[Aufgabe] Setze den unten stehenden Beitrag über Multitasking im Arbeitsalltag nach seinem letzten Satz fort.

[Bereitgestellter Text]
Multitasking: Nervigste Erfindung der Arbeitswelt



Multitasking, täglich verschiedenste Bälle jonglieren und zugleich noch produktiv sein. Doch kann das eigentlich funktionieren?

Was ist Multitasking?

Unter Multitasking (seltener menschliches Multitasking) versteht man die Fähigkeit eines Menschen, mehrere Tätigkeiten zur gleichen Zeit oder abwechselnd in kurzen Zeitabschnitten durchzuführen, so z. B. eine E-Mail zu verfassen und gleichzeitig einem Bericht zuzuhören. Quelle: Menschliches Multitasking

Es geht hier also um das, was die meisten von Euch aus dem Job kennen dürften. Darum, gleichzeitig mehrere Dinge zu tun. OK, tatsächlich macht Ihr das zwar gar nicht, aber es fühlt sich so an. Denn Euer Gehrin funktioniert da fast so wie ein Computer-Prozessor.

Der macht nämlich auch immer nur eine Sache. Er schaltet dabei nur sehr schnell zwischen der einen und der anderen Aufgabe hin und her. Und das Ergebnis schiebt er dann in eine Art Zwischenspeicher.

Und genau das macht das Gehirn auch. Es arbeitet eben seriell und nicht parallel. Für das Umschalten hat sich im Englischen der Begriff "Context Switching" verbreitet. Das heißt, das Gehirn schaltet jedes mal in einen anderen Kontext.

[Datenauszug]
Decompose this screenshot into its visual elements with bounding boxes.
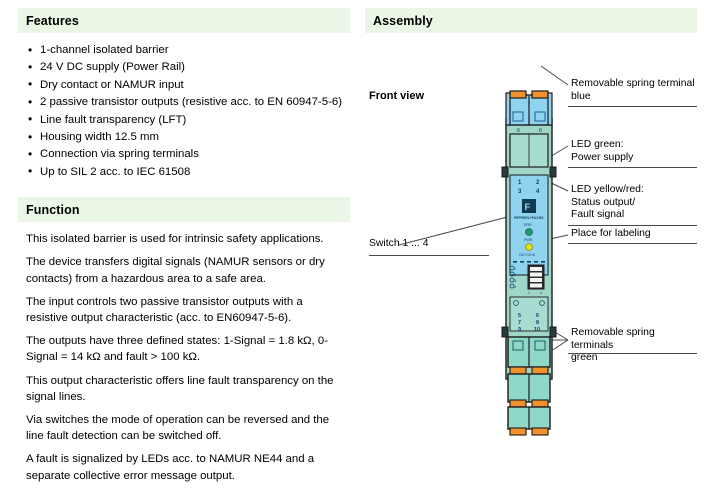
green-terminal-3 — [508, 407, 550, 429]
callout-rule — [369, 255, 489, 256]
list-item: Up to SIL 2 acc. to IEC 61508 — [26, 164, 350, 181]
list-item: Dry contact or NAMUR input — [26, 77, 350, 94]
features-list: 1-channel isolated barrier 24 V DC suppl… — [18, 33, 350, 181]
svg-text:5: 5 — [518, 313, 521, 319]
svg-text:10: 10 — [534, 327, 540, 333]
callout-rule — [568, 225, 697, 226]
svg-text:7: 7 — [518, 320, 521, 326]
paragraph: This isolated barrier is used for intrin… — [26, 231, 344, 247]
callout-rule — [568, 167, 697, 168]
datasheet-page: Features 1-channel isolated barrier 24 V… — [0, 0, 704, 471]
paragraph: A fault is signalized by LEDs acc. to NA… — [26, 451, 344, 483]
function-body: This isolated barrier is used for intrin… — [18, 222, 350, 484]
callout-led-green: LED green: Power supply — [571, 139, 633, 164]
device-illustration: 6 6 1 2 3 4 F — [498, 89, 560, 437]
callout-switch: Switch 1 ... 4 — [369, 238, 428, 251]
paragraph: The outputs have three defined states: 1… — [26, 333, 344, 365]
features-title: Features — [26, 14, 79, 28]
paragraph: Via switches the mode of operation can b… — [26, 412, 344, 444]
paragraph: The input controls two passive transisto… — [26, 294, 344, 326]
svg-text:1: 1 — [528, 291, 530, 295]
list-item: 1-channel isolated barrier — [26, 42, 350, 59]
list-item: Housing width 12.5 mm — [26, 129, 350, 146]
svg-text:PEPPERL+FUCHS: PEPPERL+FUCHS — [514, 216, 544, 220]
paragraph: This output characteristic offers line f… — [26, 373, 344, 405]
function-header: Function — [18, 197, 350, 222]
green-terminal-2 — [508, 374, 550, 402]
svg-text:4: 4 — [540, 291, 542, 295]
svg-text:6: 6 — [517, 128, 520, 134]
callout-place-for-labeling: Place for labeling — [571, 228, 651, 241]
left-column: Features 1-channel isolated barrier 24 V… — [18, 8, 350, 491]
top-blue-terminal — [506, 91, 552, 125]
right-column: Assembly Front view — [365, 8, 697, 453]
assembly-header: Assembly — [365, 8, 697, 33]
features-header: Features — [18, 8, 350, 33]
callout-rule — [568, 243, 697, 244]
svg-text:8: 8 — [536, 320, 539, 326]
svg-text:OUT/CHK: OUT/CHK — [519, 253, 536, 257]
callout-rule — [568, 106, 697, 107]
list-item: Connection via spring terminals — [26, 146, 350, 163]
paragraph: The device transfers digital signals (NA… — [26, 254, 344, 286]
callout-led-yellow-red: LED yellow/red: Status output/ Fault sig… — [571, 184, 644, 222]
front-view-label: Front view — [369, 90, 424, 102]
green-terminal-1 — [508, 337, 550, 367]
assembly-figure: Front view — [365, 33, 697, 453]
callout-terminals-green: Removable spring terminals green — [571, 327, 697, 365]
assembly-title: Assembly — [373, 14, 433, 28]
svg-text:PWR: PWR — [524, 238, 533, 242]
list-item: Line fault transparency (LFT) — [26, 112, 350, 129]
svg-text:6: 6 — [539, 128, 542, 134]
callout-rule — [568, 353, 697, 354]
svg-text:6: 6 — [536, 313, 539, 319]
svg-text:9: 9 — [518, 327, 521, 333]
list-item: 24 V DC supply (Power Rail) — [26, 59, 350, 76]
list-item: 2 passive transistor outputs (resistive … — [26, 94, 350, 111]
svg-text:F: F — [525, 202, 531, 213]
function-title: Function — [26, 203, 80, 217]
svg-text:ERR: ERR — [524, 223, 532, 227]
callout-terminal-blue: Removable spring terminal blue — [571, 78, 695, 103]
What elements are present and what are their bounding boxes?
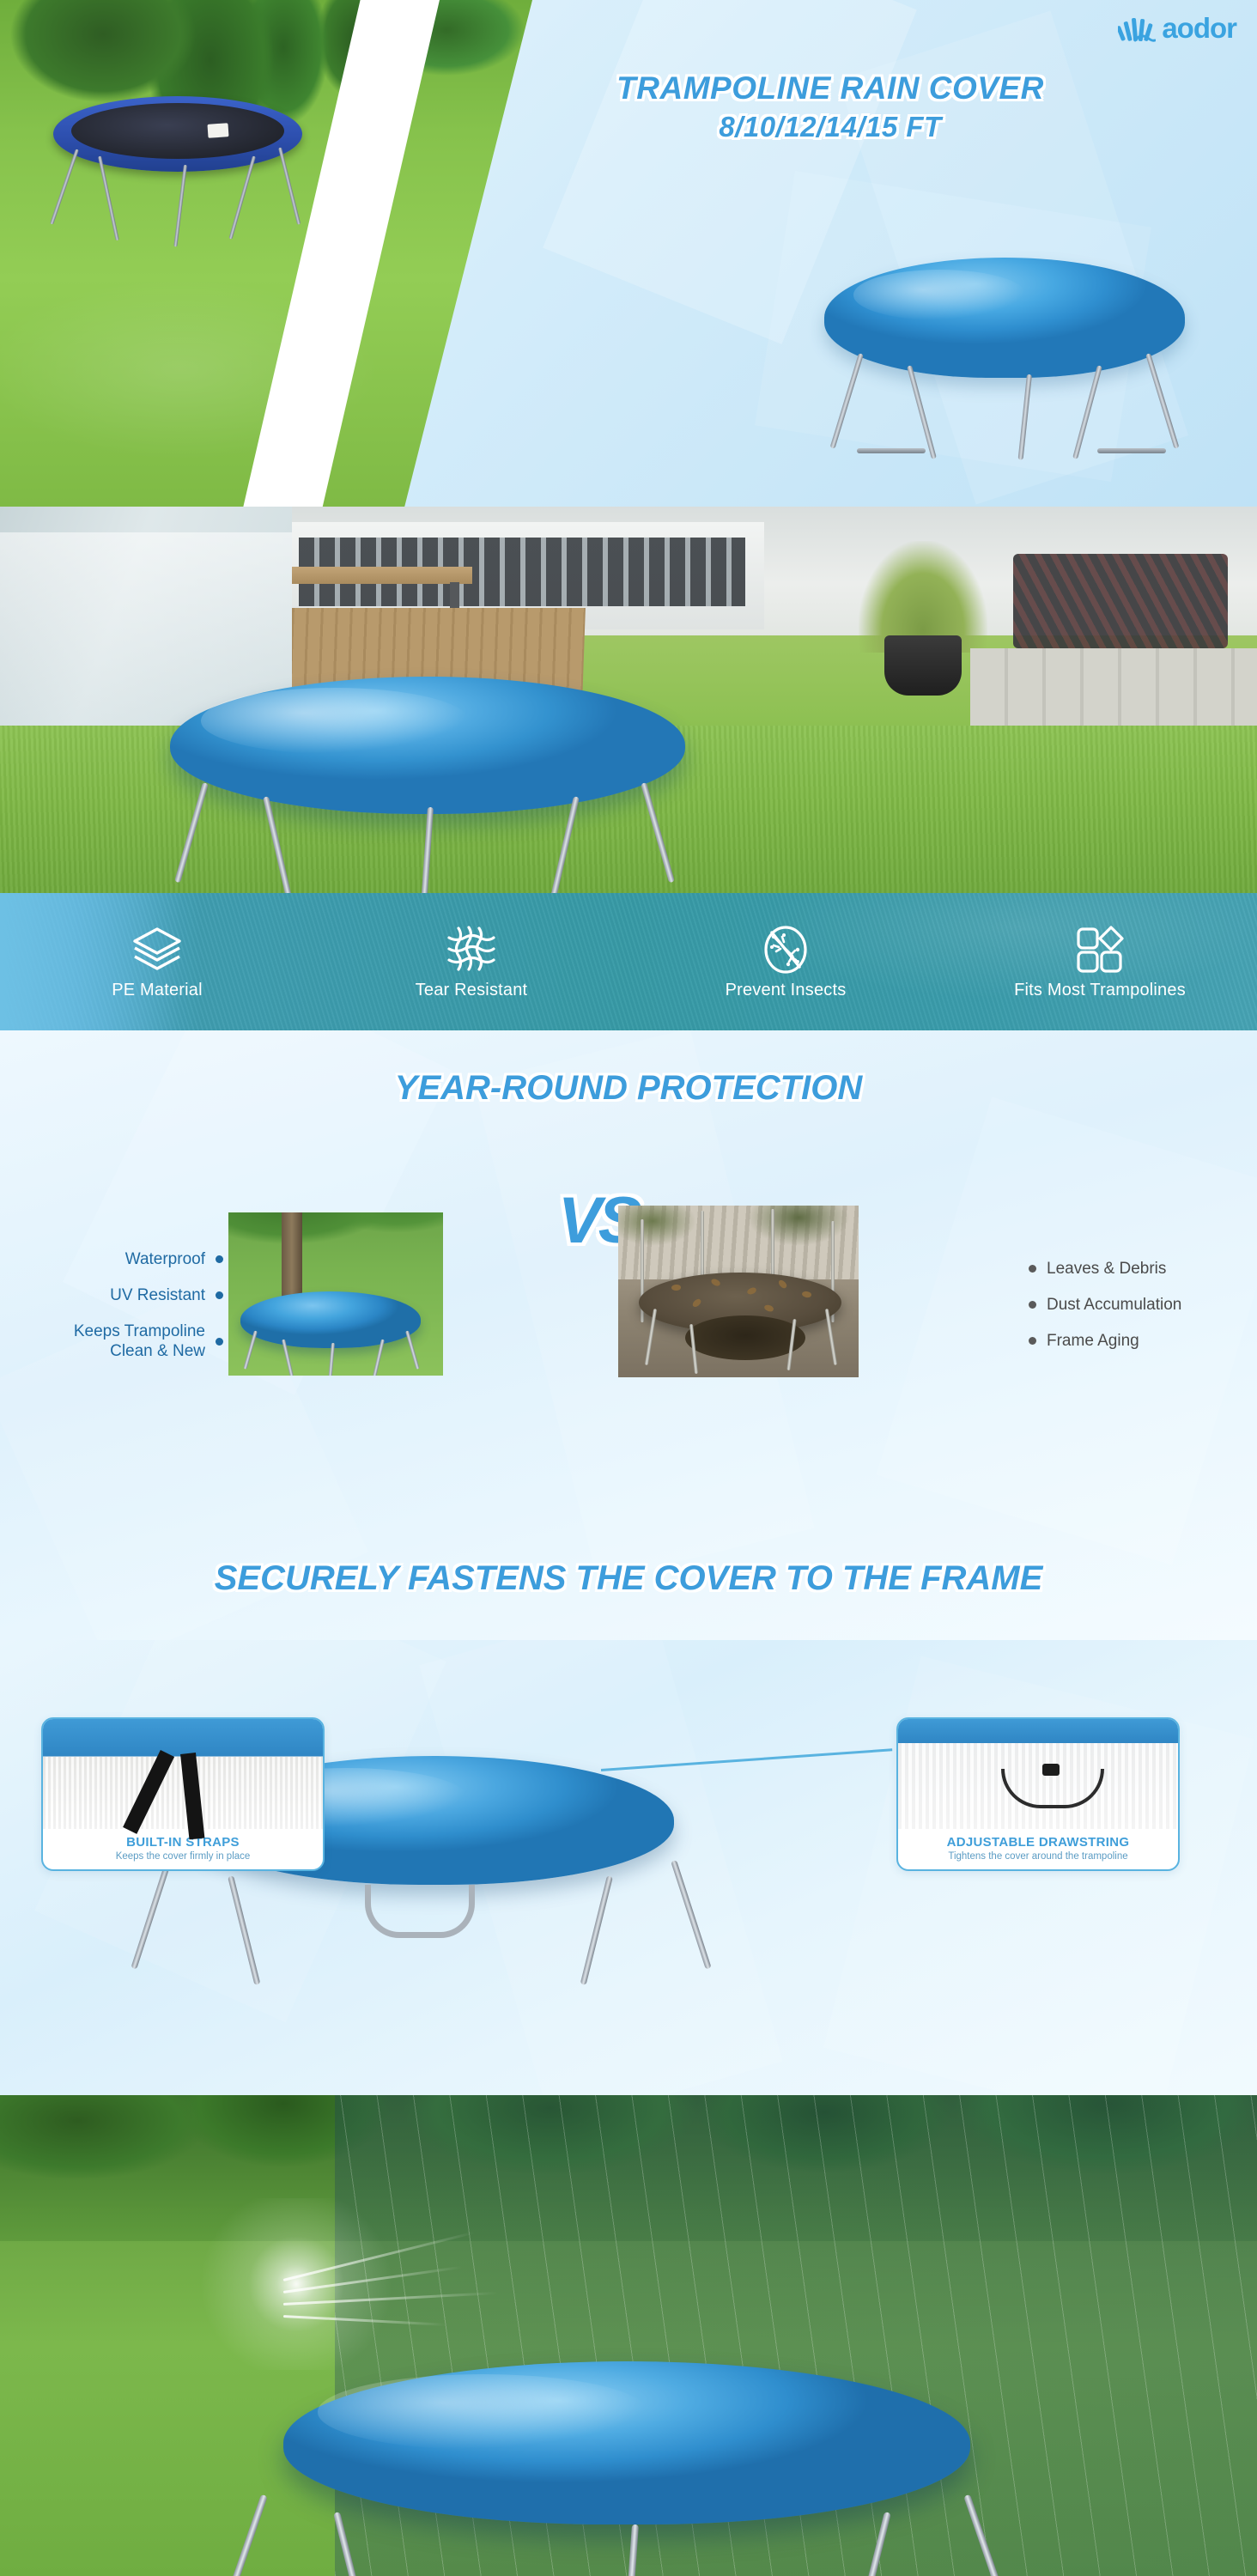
feature-label: Tear Resistant — [416, 981, 528, 999]
covered-trampoline-photo — [228, 1212, 443, 1376]
shapes-fit-icon — [1073, 925, 1126, 975]
layers-icon — [131, 925, 184, 975]
hero-title-line1: TRAMPOLINE RAIN COVER — [404, 69, 1257, 108]
con-label: Frame Aging — [1047, 1331, 1139, 1351]
feature-fits-most-trampolines: Fits Most Trampolines — [943, 893, 1257, 1030]
bullet-dot-icon — [1029, 1301, 1036, 1309]
hero-section: aodor TRAMPOLINE RAIN COVER 8/10/12/14/1… — [0, 0, 1257, 507]
con-label: Dust Accumulation — [1047, 1295, 1181, 1315]
list-item: UV Resistant — [0, 1285, 223, 1305]
brand-logo: aodor — [1118, 12, 1236, 45]
list-item: Keeps Trampoline Clean & New — [0, 1321, 223, 1361]
patio-trampoline-cover — [170, 677, 685, 893]
bullet-dot-icon — [216, 1338, 223, 1346]
feature-band: PE Material Tear Resi — [0, 893, 1257, 1030]
pro-label: UV Resistant — [110, 1285, 205, 1305]
callout-subtext: Tightens the cover around the trampoline — [903, 1851, 1173, 1862]
sun-flare — [185, 2198, 408, 2370]
brand-name: aodor — [1162, 12, 1236, 45]
list-item: Leaves & Debris — [1029, 1259, 1257, 1279]
hero-title-line2: 8/10/12/14/15 FT — [404, 108, 1257, 146]
pro-label: Waterproof — [125, 1249, 205, 1269]
no-insects-icon — [759, 925, 812, 975]
feature-tear-resistant: Tear Resistant — [314, 893, 628, 1030]
hero-headline: TRAMPOLINE RAIN COVER 8/10/12/14/15 FT — [404, 69, 1257, 146]
callout-heading: BUILT-IN STRAPS — [48, 1835, 318, 1850]
uncovered-trampoline-photo — [618, 1206, 859, 1377]
year-round-title: YEAR-ROUND PROTECTION — [0, 1069, 1257, 1108]
cons-list: Leaves & Debris Dust Accumulation Frame … — [1029, 1259, 1257, 1367]
feature-prevent-insects: Prevent Insects — [628, 893, 943, 1030]
hero-product-image — [824, 258, 1185, 455]
bullet-dot-icon — [216, 1255, 223, 1263]
callout-heading: ADJUSTABLE DRAWSTRING — [903, 1835, 1173, 1850]
bottom-lifestyle-photo — [0, 2095, 1257, 2576]
list-item: Frame Aging — [1029, 1331, 1257, 1351]
list-item: Dust Accumulation — [1029, 1295, 1257, 1315]
pro-label: Keeps Trampoline Clean & New — [61, 1321, 205, 1361]
list-item: Waterproof — [0, 1249, 223, 1269]
product-infographic: aodor TRAMPOLINE RAIN COVER 8/10/12/14/1… — [0, 0, 1257, 2576]
hero-trampoline-image — [53, 96, 302, 242]
feature-label: PE Material — [112, 981, 203, 999]
woven-mesh-icon — [445, 925, 498, 975]
bottom-cover-image — [283, 2361, 970, 2576]
bullet-dot-icon — [1029, 1265, 1036, 1273]
patio-lifestyle-photo — [0, 507, 1257, 893]
strap-photo-icon — [43, 1719, 323, 1829]
sunburst-logo-icon — [1118, 14, 1156, 43]
drawstring-photo-icon — [898, 1719, 1178, 1829]
feature-label: Prevent Insects — [726, 981, 847, 999]
fastens-title: SECURELY FASTENS THE COVER TO THE FRAME — [0, 1559, 1257, 1598]
feature-pe-material: PE Material — [0, 893, 314, 1030]
feature-label: Fits Most Trampolines — [1014, 981, 1186, 999]
callout-adjustable-drawstring: ADJUSTABLE DRAWSTRING Tightens the cover… — [896, 1717, 1180, 1871]
callout-built-in-straps: BUILT-IN STRAPS Keeps the cover firmly i… — [41, 1717, 325, 1871]
con-label: Leaves & Debris — [1047, 1259, 1166, 1279]
bullet-dot-icon — [216, 1291, 223, 1299]
bullet-dot-icon — [1029, 1337, 1036, 1345]
callout-subtext: Keeps the cover firmly in place — [48, 1851, 318, 1862]
pros-list: Waterproof UV Resistant Keeps Trampoline… — [0, 1249, 223, 1377]
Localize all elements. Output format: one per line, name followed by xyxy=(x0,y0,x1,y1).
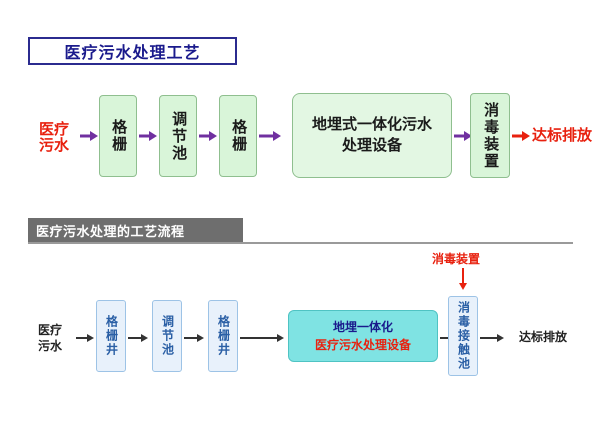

[Ergebnis der Aufgabe]
Was ist Monotasking?

Mit Monotasking meine ich den Moment, wenn man sich für einen längeren Zeitraum einer einzigen Aufgabe widmet. Wenn man ganz in dieser aufgeht und sie erst unterbricht, wenn ein guter Zwischenstand (oder gar das Ende) erreicht ist.

Man fokussiert sich auf ein Ziel und arbeitet, bis man es erreicht hat - ungestört und nicht unterbrochen.

Teure Unterbrechungen

Doch genau hier liegt das Problem. Wer kann schon von sich behaupten, dass einen die lieben Kollegen, Kunden, Vorgesetzten eine (Teil-)Aufgabe wirklich ununterbrochen abarbeiten lassen? Wer von uns kennt nicht den (gefürchteten) Moment des:

"Kannst Du mal kurz?"

Und egal was wir tun - Unterbrechungen sind hartnäckige Biester. Kopfhörer im Ohr? Kaputze vom Pulli auf dem Kopf? Egal, was wir uns als "Symbole" für den Wunsch ungestört zu arbeiten einfallen lassen, diese Biester beißen uns dennoch in die Wade.

Oftmals, muss ich ja zugeben, ist das kein Problem. Unsere Aufgaben sind nicht gerade geistig fordernd und so stört uns die Unterbrechung meist nicht.

Doch es gibt diese Momente. Es gibt diese Probleme, in die wir uns verbeißen und uns auf die Jagd nach der Lösung begeben. Und genau hier ist die Gefahr der teuren Unterbrechung am größten.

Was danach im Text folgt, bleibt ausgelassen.